### TASK OBJECTIVE
Return each line of the listing that contains the string "title".

(Structured figure records)

------------------------------------------------------------

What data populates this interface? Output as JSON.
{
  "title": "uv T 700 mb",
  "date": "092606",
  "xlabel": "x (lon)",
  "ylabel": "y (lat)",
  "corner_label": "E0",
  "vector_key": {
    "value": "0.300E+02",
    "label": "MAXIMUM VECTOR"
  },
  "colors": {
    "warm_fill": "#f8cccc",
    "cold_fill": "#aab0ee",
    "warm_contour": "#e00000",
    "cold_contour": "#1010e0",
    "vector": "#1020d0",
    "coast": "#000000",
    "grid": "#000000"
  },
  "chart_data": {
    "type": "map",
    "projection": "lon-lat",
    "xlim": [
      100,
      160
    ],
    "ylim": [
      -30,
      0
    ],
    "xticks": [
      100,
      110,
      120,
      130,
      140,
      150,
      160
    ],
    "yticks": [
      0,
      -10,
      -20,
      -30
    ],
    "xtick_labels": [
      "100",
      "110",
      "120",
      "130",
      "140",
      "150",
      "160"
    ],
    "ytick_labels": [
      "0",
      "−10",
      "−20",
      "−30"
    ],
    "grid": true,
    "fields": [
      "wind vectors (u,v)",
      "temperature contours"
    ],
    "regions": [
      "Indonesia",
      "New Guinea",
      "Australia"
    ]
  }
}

------------------------------------------------------------

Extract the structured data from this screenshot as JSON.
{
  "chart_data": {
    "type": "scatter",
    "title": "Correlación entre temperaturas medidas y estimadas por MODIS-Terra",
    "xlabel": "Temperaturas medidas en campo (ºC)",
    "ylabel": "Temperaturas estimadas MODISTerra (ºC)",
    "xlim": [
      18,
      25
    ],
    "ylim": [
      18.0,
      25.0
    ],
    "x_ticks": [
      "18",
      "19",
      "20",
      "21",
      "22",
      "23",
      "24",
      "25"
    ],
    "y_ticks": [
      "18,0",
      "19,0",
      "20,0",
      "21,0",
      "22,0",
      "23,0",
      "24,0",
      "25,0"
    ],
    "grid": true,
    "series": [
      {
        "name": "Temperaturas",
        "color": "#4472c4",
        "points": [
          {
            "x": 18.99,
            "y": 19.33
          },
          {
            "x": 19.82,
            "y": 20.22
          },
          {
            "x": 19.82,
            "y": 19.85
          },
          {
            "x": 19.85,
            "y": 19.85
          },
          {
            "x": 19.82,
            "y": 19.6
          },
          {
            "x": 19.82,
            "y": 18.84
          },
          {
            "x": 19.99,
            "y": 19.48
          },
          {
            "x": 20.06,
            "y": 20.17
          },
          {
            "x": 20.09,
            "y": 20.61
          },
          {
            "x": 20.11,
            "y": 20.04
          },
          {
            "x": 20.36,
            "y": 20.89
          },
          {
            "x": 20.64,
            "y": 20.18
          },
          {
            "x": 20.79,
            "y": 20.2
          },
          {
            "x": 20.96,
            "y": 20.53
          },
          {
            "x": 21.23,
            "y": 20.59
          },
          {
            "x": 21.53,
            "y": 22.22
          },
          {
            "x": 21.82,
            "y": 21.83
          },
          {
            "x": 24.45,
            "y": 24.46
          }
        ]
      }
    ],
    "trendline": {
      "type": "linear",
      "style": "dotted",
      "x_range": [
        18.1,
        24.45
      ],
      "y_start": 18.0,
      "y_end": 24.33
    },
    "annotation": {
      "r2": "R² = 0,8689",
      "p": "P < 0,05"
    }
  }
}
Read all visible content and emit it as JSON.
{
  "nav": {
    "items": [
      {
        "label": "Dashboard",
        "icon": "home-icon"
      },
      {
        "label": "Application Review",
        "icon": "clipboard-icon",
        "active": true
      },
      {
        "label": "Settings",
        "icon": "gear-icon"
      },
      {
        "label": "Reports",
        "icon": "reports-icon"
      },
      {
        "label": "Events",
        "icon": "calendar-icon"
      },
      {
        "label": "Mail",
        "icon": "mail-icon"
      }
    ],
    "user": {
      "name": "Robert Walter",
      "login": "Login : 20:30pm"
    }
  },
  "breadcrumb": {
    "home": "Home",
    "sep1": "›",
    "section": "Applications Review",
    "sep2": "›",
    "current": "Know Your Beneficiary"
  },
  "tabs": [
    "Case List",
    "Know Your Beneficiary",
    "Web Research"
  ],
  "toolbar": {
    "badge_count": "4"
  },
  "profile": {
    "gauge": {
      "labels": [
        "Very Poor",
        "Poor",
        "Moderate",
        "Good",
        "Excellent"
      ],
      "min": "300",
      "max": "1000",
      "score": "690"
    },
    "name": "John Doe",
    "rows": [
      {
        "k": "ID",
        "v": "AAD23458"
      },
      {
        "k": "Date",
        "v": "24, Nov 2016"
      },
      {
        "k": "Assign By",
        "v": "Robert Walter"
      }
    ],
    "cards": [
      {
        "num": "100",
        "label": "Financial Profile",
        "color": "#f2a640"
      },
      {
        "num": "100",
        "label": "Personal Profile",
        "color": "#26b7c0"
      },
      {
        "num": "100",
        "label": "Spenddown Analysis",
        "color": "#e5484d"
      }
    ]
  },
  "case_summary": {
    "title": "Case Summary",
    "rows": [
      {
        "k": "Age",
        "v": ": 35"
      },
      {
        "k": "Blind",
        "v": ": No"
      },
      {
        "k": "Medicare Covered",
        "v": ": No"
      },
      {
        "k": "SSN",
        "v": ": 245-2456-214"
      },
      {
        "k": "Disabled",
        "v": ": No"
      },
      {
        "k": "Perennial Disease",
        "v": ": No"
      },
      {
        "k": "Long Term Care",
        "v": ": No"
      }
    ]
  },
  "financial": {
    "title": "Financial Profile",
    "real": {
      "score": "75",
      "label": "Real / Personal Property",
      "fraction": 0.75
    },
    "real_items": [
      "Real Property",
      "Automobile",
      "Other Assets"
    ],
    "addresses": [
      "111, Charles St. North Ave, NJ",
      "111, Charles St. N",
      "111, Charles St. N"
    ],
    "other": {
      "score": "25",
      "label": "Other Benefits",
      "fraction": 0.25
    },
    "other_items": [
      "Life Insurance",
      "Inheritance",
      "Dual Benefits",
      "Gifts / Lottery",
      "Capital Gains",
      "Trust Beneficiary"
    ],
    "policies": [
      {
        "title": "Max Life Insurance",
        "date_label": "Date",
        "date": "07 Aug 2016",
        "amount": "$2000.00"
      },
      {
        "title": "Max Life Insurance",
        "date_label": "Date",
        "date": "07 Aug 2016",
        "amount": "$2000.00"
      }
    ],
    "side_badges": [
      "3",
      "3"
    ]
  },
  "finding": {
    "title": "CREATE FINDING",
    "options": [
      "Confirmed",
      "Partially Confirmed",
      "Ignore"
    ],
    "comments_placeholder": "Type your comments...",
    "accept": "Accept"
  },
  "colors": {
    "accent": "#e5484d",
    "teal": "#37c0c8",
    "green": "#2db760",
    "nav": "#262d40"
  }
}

------------------------------------------------------------

### OUTPUT BELOW
  "title": "uv T 700 mb",
    "title": "Correlación entre temperaturas medidas y estimadas por MODIS-Terra",
    "title": "Case Summary",
    "title": "Financial Profile",
        "title": "Max Life Insurance",
        "title": "Max Life Insurance",
    "title": "CREATE FINDING",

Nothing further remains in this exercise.